Part of a data file:
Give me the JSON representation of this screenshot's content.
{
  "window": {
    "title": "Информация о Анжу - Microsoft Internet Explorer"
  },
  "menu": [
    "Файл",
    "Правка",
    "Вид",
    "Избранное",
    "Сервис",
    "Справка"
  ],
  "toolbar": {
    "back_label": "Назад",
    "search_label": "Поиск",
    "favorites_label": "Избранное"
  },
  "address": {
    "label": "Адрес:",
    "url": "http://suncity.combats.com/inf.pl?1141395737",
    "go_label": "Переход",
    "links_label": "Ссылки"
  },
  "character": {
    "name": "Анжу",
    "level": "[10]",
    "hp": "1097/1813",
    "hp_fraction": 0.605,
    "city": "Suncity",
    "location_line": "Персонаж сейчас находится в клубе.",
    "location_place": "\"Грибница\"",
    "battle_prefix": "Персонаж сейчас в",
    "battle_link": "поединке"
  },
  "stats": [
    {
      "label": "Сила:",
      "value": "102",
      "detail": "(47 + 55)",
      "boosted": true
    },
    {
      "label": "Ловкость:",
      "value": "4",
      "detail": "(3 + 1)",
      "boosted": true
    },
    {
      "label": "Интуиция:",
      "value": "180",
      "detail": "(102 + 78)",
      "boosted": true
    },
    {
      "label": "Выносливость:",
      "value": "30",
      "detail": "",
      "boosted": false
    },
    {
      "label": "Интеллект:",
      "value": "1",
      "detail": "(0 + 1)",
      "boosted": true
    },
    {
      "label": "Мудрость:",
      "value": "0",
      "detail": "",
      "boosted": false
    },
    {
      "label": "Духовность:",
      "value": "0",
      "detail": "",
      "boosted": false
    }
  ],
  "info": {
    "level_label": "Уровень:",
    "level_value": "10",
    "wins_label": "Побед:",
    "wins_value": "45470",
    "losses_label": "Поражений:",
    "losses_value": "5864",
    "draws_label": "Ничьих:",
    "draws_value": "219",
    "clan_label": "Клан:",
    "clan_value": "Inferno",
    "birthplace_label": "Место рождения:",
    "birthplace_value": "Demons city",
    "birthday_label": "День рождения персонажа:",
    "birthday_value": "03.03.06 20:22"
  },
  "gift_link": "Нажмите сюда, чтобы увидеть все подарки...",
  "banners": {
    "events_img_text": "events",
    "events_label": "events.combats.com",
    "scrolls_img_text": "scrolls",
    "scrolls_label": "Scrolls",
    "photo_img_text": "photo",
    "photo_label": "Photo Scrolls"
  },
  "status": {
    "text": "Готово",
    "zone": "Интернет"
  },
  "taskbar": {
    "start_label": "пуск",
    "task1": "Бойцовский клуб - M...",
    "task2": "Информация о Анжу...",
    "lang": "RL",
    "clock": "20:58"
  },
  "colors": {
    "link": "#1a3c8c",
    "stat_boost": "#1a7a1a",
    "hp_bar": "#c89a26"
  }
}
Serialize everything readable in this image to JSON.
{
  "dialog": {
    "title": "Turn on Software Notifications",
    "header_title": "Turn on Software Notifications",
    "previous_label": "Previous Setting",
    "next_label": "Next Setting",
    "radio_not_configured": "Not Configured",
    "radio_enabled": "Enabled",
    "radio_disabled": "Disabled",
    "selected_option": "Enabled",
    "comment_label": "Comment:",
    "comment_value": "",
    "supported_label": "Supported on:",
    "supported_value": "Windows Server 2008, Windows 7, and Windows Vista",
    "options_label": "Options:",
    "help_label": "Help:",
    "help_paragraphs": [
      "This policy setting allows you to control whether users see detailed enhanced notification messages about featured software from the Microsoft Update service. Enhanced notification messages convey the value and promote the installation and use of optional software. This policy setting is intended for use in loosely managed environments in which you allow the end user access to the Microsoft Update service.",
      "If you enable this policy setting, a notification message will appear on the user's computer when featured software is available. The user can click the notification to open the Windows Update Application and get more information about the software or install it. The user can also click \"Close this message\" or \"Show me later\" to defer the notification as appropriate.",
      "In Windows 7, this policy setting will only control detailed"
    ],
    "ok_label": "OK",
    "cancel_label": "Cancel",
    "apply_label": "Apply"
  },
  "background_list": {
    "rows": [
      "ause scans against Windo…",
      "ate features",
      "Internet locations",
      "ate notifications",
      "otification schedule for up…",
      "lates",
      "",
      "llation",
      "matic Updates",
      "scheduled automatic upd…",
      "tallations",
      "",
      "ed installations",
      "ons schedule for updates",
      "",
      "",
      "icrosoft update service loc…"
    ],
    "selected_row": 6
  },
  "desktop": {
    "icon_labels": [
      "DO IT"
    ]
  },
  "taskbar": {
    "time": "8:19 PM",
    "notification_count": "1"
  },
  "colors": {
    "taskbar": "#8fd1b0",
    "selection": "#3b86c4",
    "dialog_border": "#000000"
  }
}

To be done:
Go through the material above and count the lines that include "Internet". Give the number alone.

Expected answer:
2